Problem description —
Retype the data below without altering anything.

— Begin Records to process —

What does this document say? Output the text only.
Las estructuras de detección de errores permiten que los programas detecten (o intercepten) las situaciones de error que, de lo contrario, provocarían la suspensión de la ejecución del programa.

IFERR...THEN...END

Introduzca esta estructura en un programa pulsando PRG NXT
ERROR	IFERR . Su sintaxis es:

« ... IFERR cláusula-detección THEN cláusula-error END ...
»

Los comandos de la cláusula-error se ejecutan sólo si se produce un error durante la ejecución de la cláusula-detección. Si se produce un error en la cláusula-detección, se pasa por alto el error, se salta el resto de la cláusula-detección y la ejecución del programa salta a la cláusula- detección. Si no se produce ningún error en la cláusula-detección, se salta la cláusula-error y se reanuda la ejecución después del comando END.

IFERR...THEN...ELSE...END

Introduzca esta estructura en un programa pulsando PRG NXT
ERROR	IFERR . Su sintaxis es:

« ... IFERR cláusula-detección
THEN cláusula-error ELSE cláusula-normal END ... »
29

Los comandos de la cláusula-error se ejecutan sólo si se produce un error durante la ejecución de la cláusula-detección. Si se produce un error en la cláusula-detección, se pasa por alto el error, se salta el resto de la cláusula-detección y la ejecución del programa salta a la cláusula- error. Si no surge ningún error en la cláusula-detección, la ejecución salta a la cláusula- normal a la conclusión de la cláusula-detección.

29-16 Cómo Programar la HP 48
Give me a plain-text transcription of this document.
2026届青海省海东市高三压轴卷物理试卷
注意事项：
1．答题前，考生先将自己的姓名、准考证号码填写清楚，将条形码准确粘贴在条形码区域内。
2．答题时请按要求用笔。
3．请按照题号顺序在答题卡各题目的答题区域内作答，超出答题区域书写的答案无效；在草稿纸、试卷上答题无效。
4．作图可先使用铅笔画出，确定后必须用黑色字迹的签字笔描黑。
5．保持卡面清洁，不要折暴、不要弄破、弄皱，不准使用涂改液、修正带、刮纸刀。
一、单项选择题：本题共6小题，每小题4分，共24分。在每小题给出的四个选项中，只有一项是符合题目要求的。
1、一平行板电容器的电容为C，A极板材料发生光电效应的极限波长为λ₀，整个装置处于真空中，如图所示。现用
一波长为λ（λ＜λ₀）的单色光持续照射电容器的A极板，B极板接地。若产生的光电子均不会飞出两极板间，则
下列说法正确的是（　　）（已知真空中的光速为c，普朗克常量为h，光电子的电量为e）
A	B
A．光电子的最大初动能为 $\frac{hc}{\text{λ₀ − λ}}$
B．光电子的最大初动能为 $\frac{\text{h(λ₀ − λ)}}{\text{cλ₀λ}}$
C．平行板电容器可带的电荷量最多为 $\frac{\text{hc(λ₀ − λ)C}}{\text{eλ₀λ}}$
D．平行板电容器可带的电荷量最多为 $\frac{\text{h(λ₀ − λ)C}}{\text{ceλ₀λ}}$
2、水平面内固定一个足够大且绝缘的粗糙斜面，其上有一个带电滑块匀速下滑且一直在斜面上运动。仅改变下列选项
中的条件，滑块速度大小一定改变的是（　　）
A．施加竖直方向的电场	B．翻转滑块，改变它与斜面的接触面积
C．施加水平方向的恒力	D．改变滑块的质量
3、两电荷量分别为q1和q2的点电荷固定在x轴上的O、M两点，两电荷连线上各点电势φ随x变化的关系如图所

— End Records to process —

Output of the task —
What does this document say? Output the text only.
Las estructuras de detección de errores permiten que los programas detecten (o intercepten) las situaciones de error que, de lo contrario, provocarían la suspensión de la ejecución del programa.

IFERR...THEN...END

Introduzca esta estructura en un programa pulsando PRG NXT
ERROR	IFERR . Su sintaxis es:

« ... IFERR cláusula-detección THEN cláusula-error END ...
»

Los comandos de la cláusula-error se ejecutan sólo si se produce un error durante la ejecución de la cláusula-detección. Si se produce un error en la cláusula-detección, se pasa por alto el error, se salta el resto de la cláusula-detección y la ejecución del programa salta a la cláusula- detección. Si no se produce ningún error en la cláusula-detección, se salta la cláusula-error y se reanuda la ejecución después del comando END.

IFERR...THEN...ELSE...END

Introduzca esta estructura en un programa pulsando PRG NXT
ERROR	IFERR . Su sintaxis es:

« ... IFERR cláusula-detección
THEN cláusula-error ELSE cláusula-normal END ... »
29

Los comandos de la cláusula-error se ejecutan sólo si se produce un error durante la ejecución de la cláusula-detección. Si se produce un error en la cláusula-detección, se pasa por alto el error, se salta el resto de la cláusula-detección y la ejecución del programa salta a la cláusula- error. Si no surge ningún error en la cláusula-detección, la ejecución salta a la cláusula- normal a la conclusión de la cláusula-detección.

29-16 Cómo Programar la HP 48
Give me a plain-text transcription of this document.
2026届青海省海东市高三压轴卷物理试卷
注意事项：
1．答题前，考生先将自己的姓名、准考证号码填写清楚，将条形码准确粘贴在条形码区域内。
2．答题时请按要求用笔。
3．请按照题号顺序在答题卡各题目的答题区域内作答，超出答题区域书写的答案无效；在草稿纸、试卷上答题无效。
4．作图可先使用铅笔画出，确定后必须用黑色字迹的签字笔描黑。
5．保持卡面清洁，不要折暴、不要弄破、弄皱，不准使用涂改液、修正带、刮纸刀。
一、单项选择题：本题共6小题，每小题4分，共24分。在每小题给出的四个选项中，只有一项是符合题目要求的。
1、一平行板电容器的电容为C，A极板材料发生光电效应的极限波长为λ₀，整个装置处于真空中，如图所示。现用
一波长为λ（λ＜λ₀）的单色光持续照射电容器的A极板，B极板接地。若产生的光电子均不会飞出两极板间，则
下列说法正确的是（　　）（已知真空中的光速为c，普朗克常量为h，光电子的电量为e）
A	B
A．光电子的最大初动能为 $\frac{hc}{\text{λ₀ − λ}}$
B．光电子的最大初动能为 $\frac{\text{h(λ₀ − λ)}}{\text{cλ₀λ}}$
C．平行板电容器可带的电荷量最多为 $\frac{\text{hc(λ₀ − λ)C}}{\text{eλ₀λ}}$
D．平行板电容器可带的电荷量最多为 $\frac{\text{h(λ₀ − λ)C}}{\text{ceλ₀λ}}$
2、水平面内固定一个足够大且绝缘的粗糙斜面，其上有一个带电滑块匀速下滑且一直在斜面上运动。仅改变下列选项
中的条件，滑块速度大小一定改变的是（　　）
A．施加竖直方向的电场	B．翻转滑块，改变它与斜面的接触面积
C．施加水平方向的恒力	D．改变滑块的质量
3、两电荷量分别为q1和q2的点电荷固定在x轴上的O、M两点，两电荷连线上各点电势φ随x变化的关系如图所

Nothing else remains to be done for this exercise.